Exercise: Continue the worked solution on approximating the tangent line to cos x at x = 0, starting right after its last sentence.

Source excerpt:
%%
Chapter 2: Problem 26
A function \(f\) and an \(x\) -value \(a\) are given. Approximate the equation of the tangent line to the graph of \(f\) at \(x=a\) by numerically approximating \(f^{\prime}(a),\) using \(h=0.1 .\) $$f(x)=\cos x, x=0$$
Short Answer
Expert verified
The equation of the tangent line is \( y = 1 - 0.05x \).
Step by step solution
01
Understand the Problem
We are given the function \( f(x) = \cos x \) and the point \( a = 0 \). We need to find the equation of the tangent line at \( x = a \) by approximating the derivative \( f'(a) \) using a small interval \( h = 0.1 \).
02
Use the Difference Quotient
The derivative \( f'(a) \) at \( x = a \) can be approximated using the difference quotient:\[f'(a) \approx \frac{f(a + h) - f(a)}{h}\]Substitute \( f(x) = \cos x \), \( a = 0 \), and \( h = 0.1 \) into the formula.
%%
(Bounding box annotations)
%%
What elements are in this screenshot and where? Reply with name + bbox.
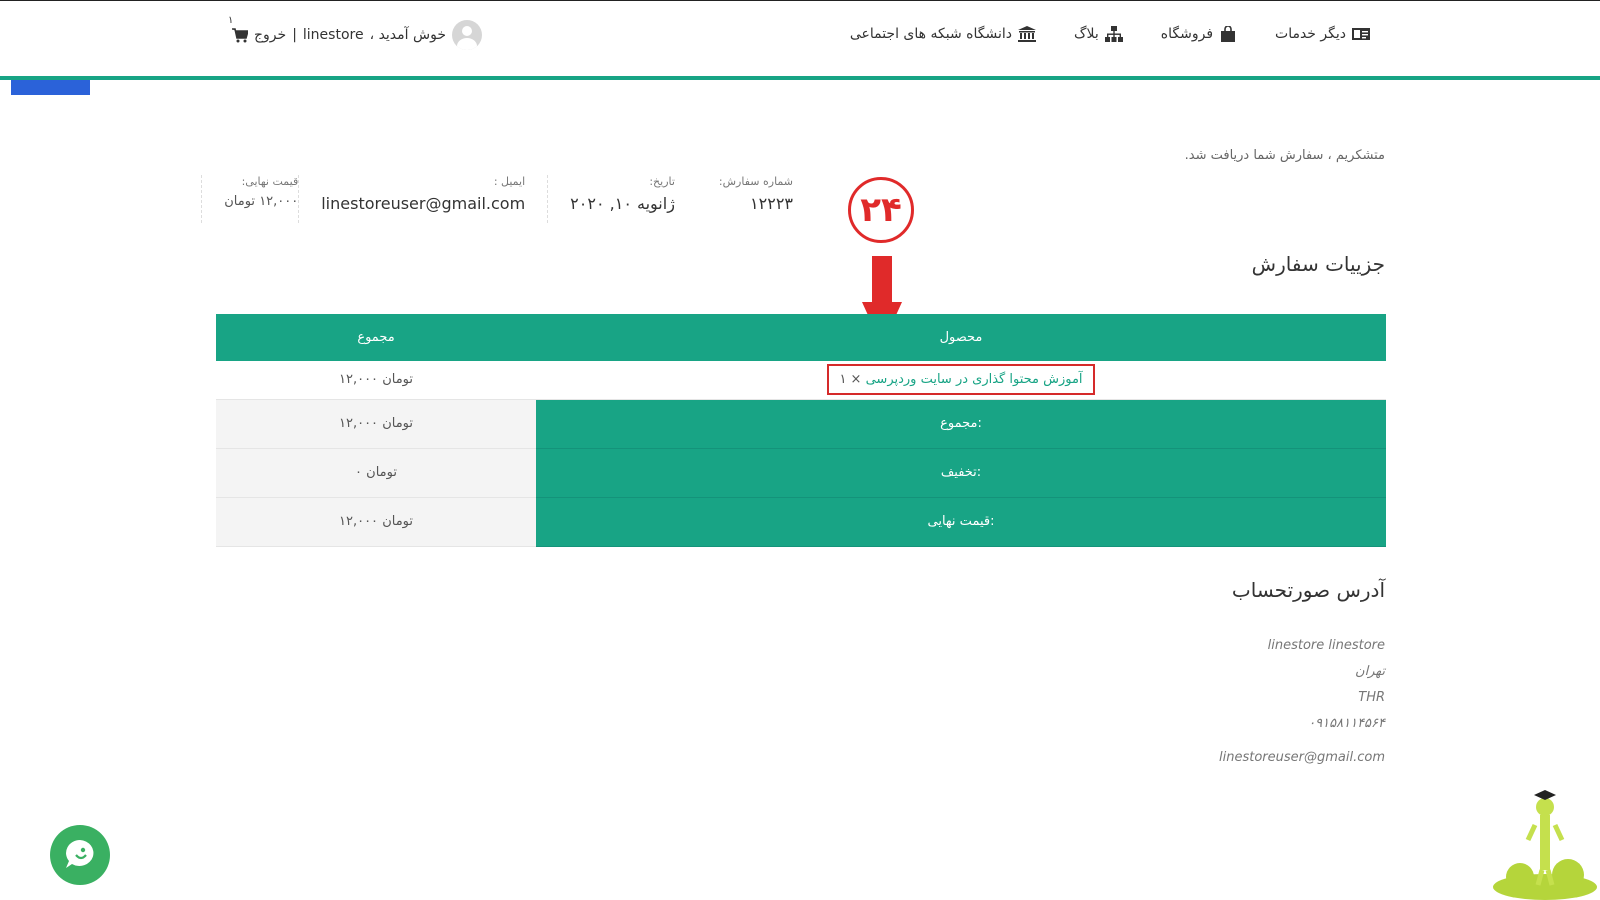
overview-total-value: ۱۲,۰۰۰ تومان (224, 194, 299, 209)
discount-value: ۰ تومان (216, 448, 536, 498)
order-details-title: جزییات سفارش (1251, 252, 1385, 276)
sitemap-icon (1104, 26, 1123, 42)
overview-order-number-label: شماره سفارش: (718, 175, 793, 188)
user-area: ۱ خروج | linestore خوش آمدید ، (228, 15, 482, 51)
final-total-value: ۱۲,۰۰۰ تومان (216, 497, 536, 547)
user-separator: | (292, 27, 297, 43)
billing-address-title: آدرس صورتحساب (1231, 578, 1385, 602)
discount-label: تخفیف: (536, 448, 1386, 498)
nav-item-label: بلاگ (1073, 26, 1099, 42)
product-cell: آموزش محتوا گذاری در سایت وردپرسی × ۱ (536, 361, 1386, 400)
avatar[interactable] (451, 20, 482, 50)
welcome-text: خوش آمدید ، (369, 27, 446, 43)
mascot-graduate-icon (1493, 790, 1597, 900)
nav-item-label: دیگر خدمات (1275, 26, 1346, 42)
subtotal-value: ۱۲,۰۰۰ تومان (216, 399, 536, 449)
overview-email-value: linestoreuser@gmail.com (321, 194, 526, 213)
table-row: ۰ تومان تخفیف: (216, 448, 1386, 498)
overview-total-label: قیمت نهایی: (241, 175, 299, 188)
billing-address: linestore linestore تهران THR ۰۹۱۵۸۱۱۴۵۶… (1219, 638, 1385, 776)
site-header: دانشگاه شبکه های اجتماعی بلاگ فروشگاه دی… (0, 0, 1600, 80)
overview-email-label: ایمیل : (493, 175, 526, 188)
overview-date: تاریخ: ژانویه ۱۰, ۲۰۲۰ (547, 175, 697, 223)
cart-icon[interactable]: ۱ (228, 15, 250, 43)
nav-item-services[interactable]: دیگر خدمات (1275, 26, 1370, 42)
nav-item-university[interactable]: دانشگاه شبکه های اجتماعی (850, 26, 1036, 42)
header-total: مجموع (216, 314, 536, 361)
billing-state: THR (1358, 690, 1385, 705)
order-details-table: مجموع محصول ۱۲,۰۰۰ تومان آموزش محتوا گذا… (216, 314, 1386, 547)
billing-city: تهران (1355, 664, 1385, 679)
order-received-message: متشکریم ، سفارش شما دریافت شد. (1184, 148, 1385, 163)
final-total-label: قیمت نهایی: (536, 497, 1386, 547)
billing-email: linestoreuser@gmail.com (1219, 750, 1385, 765)
main-nav: دانشگاه شبکه های اجتماعی بلاگ فروشگاه دی… (850, 19, 1370, 49)
nav-item-blog[interactable]: بلاگ (1074, 26, 1123, 42)
cart-count: ۱ (228, 15, 234, 26)
overview-date-value: ژانویه ۱۰, ۲۰۲۰ (570, 194, 675, 213)
table-row: ۱۲,۰۰۰ تومان مجموع: (216, 399, 1386, 449)
table-row: ۱۲,۰۰۰ تومان قیمت نهایی: (216, 497, 1386, 547)
overview-email: ایمیل : linestoreuser@gmail.com (298, 175, 547, 223)
logout-link[interactable]: خروج (254, 27, 286, 43)
overview-total: قیمت نهایی: ۱۲,۰۰۰ تومان (201, 175, 298, 223)
item-price: ۱۲,۰۰۰ تومان (216, 361, 536, 400)
id-card-icon (1352, 28, 1370, 40)
overview-order-number-value: ۱۲۲۲۳ (750, 194, 793, 213)
header-product: محصول (536, 314, 1386, 361)
subtotal-label: مجموع: (536, 399, 1386, 449)
table-header-row: مجموع محصول (216, 314, 1386, 361)
chat-button[interactable] (50, 825, 110, 885)
product-quantity: × ۱ (839, 372, 862, 388)
shopping-bag-icon (1221, 26, 1236, 42)
billing-phone: ۰۹۱۵۸۱۱۴۵۶۴ (1308, 716, 1385, 731)
product-link[interactable]: آموزش محتوا گذاری در سایت وردپرسی (866, 372, 1083, 387)
username[interactable]: linestore (303, 27, 364, 43)
chat-bubble-icon (66, 840, 94, 868)
highlighted-product: آموزش محتوا گذاری در سایت وردپرسی × ۱ (827, 364, 1095, 396)
nav-item-label: فروشگاه (1160, 26, 1214, 42)
annotation-arrow-icon (872, 256, 892, 304)
billing-name: linestore linestore (1267, 638, 1385, 653)
overview-order-number: شماره سفارش: ۱۲۲۲۳ (697, 175, 815, 223)
overview-date-label: تاریخ: (649, 175, 675, 188)
order-overview: قیمت نهایی: ۱۲,۰۰۰ تومان ایمیل : linesto… (201, 175, 815, 223)
nav-item-label: دانشگاه شبکه های اجتماعی (849, 26, 1012, 42)
institution-icon (1017, 26, 1036, 42)
nav-item-shop[interactable]: فروشگاه (1161, 26, 1237, 42)
step-number-badge: ۲۴ (848, 177, 914, 243)
table-row: ۱۲,۰۰۰ تومان آموزش محتوا گذاری در سایت و… (216, 361, 1386, 400)
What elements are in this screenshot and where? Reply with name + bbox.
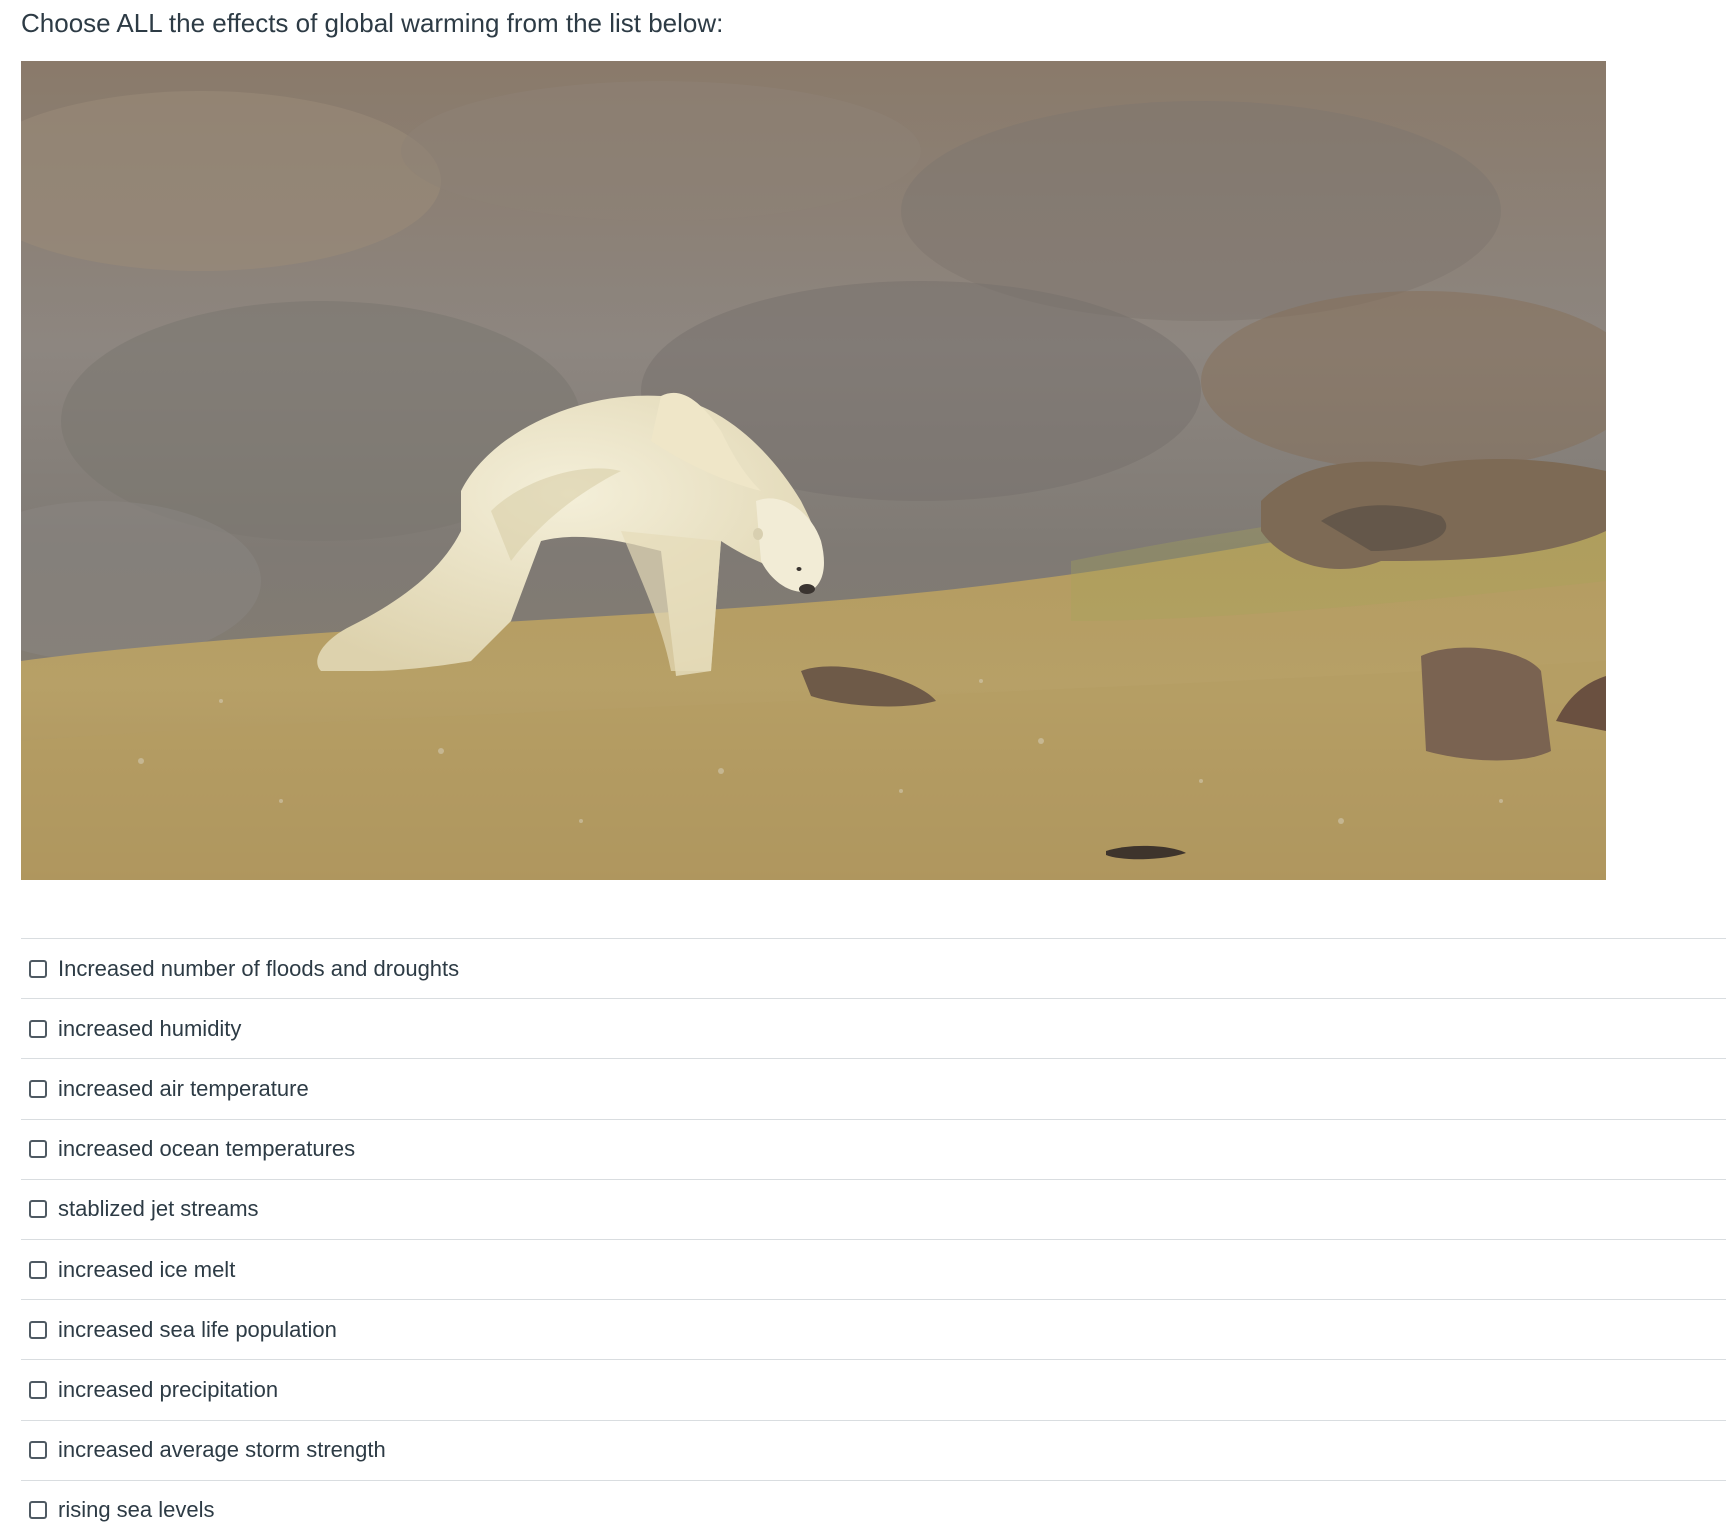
answer-option[interactable]: increased ice melt	[21, 1238, 1726, 1299]
polar-bear-photo	[21, 61, 1606, 880]
answer-label[interactable]: increased ocean temperatures	[58, 1135, 355, 1163]
answer-label[interactable]: increased sea life population	[58, 1316, 337, 1344]
answer-checkbox[interactable]	[29, 1140, 47, 1159]
answer-label[interactable]: increased average storm strength	[58, 1436, 386, 1464]
answer-checkbox[interactable]	[29, 1320, 47, 1339]
answer-checkbox[interactable]	[29, 1260, 47, 1279]
answer-option[interactable]: increased average storm strength	[21, 1419, 1726, 1480]
answer-option[interactable]: stablized jet streams	[21, 1178, 1726, 1239]
answer-checkbox[interactable]	[29, 1441, 47, 1460]
answer-label[interactable]: increased humidity	[58, 1015, 241, 1043]
answer-label[interactable]: Increased number of floods and droughts	[58, 955, 459, 983]
answer-checkbox[interactable]	[29, 1019, 47, 1038]
answer-checkbox[interactable]	[29, 1200, 47, 1219]
answer-checkbox[interactable]	[29, 1380, 47, 1399]
answer-option[interactable]: increased humidity	[21, 998, 1726, 1058]
answer-option[interactable]: increased precipitation	[21, 1359, 1726, 1419]
answer-checkbox[interactable]	[29, 1079, 47, 1098]
answer-option[interactable]: rising sea levels	[21, 1479, 1726, 1540]
answer-option[interactable]: increased air temperature	[21, 1058, 1726, 1118]
answer-option[interactable]: increased sea life population	[21, 1299, 1726, 1359]
answer-label[interactable]: increased precipitation	[58, 1376, 278, 1404]
answer-checkbox[interactable]	[29, 959, 47, 978]
answer-option[interactable]: increased ocean temperatures	[21, 1118, 1726, 1179]
answer-label[interactable]: increased ice melt	[58, 1256, 235, 1284]
answer-label[interactable]: stablized jet streams	[58, 1195, 259, 1223]
answer-label[interactable]: rising sea levels	[58, 1496, 215, 1524]
answer-option[interactable]: Increased number of floods and droughts	[21, 938, 1726, 998]
answer-checkbox[interactable]	[29, 1501, 47, 1520]
answer-list: Increased number of floods and droughts …	[21, 938, 1726, 1540]
question-text: Choose ALL the effects of global warming…	[21, 8, 724, 38]
answer-label[interactable]: increased air temperature	[58, 1075, 309, 1103]
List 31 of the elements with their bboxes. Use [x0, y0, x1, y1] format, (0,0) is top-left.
%%
Result for this exercise:
03
Evaluate the Function at Relevant Points
Calculate \( f(0) = \cos(0) = 1 \) and \( f(0.1) = \cos(0.1) \). We use these in the difference quotient. Using a calculator, find \( f(0.1) \approx 0.995 \).
04
Calculate the Difference Quotient
Substitute the values of \( f(0) \) and \( f(0.1) \) into the difference quotient to approximate the derivative:\[f'(0) \approx \frac{0.995 - 1}{0.1} = \frac{-0.005}{0.1} = -0.05\]
05
Write the Equation of the Tangent Line
The equation of the tangent line at \( x = a \) is given by the formula: \( y = f(a) + f'(a)(x - a) \). Substitute \( a = 0 \), \( f(a) = 1 \), and \( f'(a) \approx -0.05 \) into the formula:\[ y = 1 - 0.05(x - 0) \]which simplifies to \( y = 1 - 0.05x \).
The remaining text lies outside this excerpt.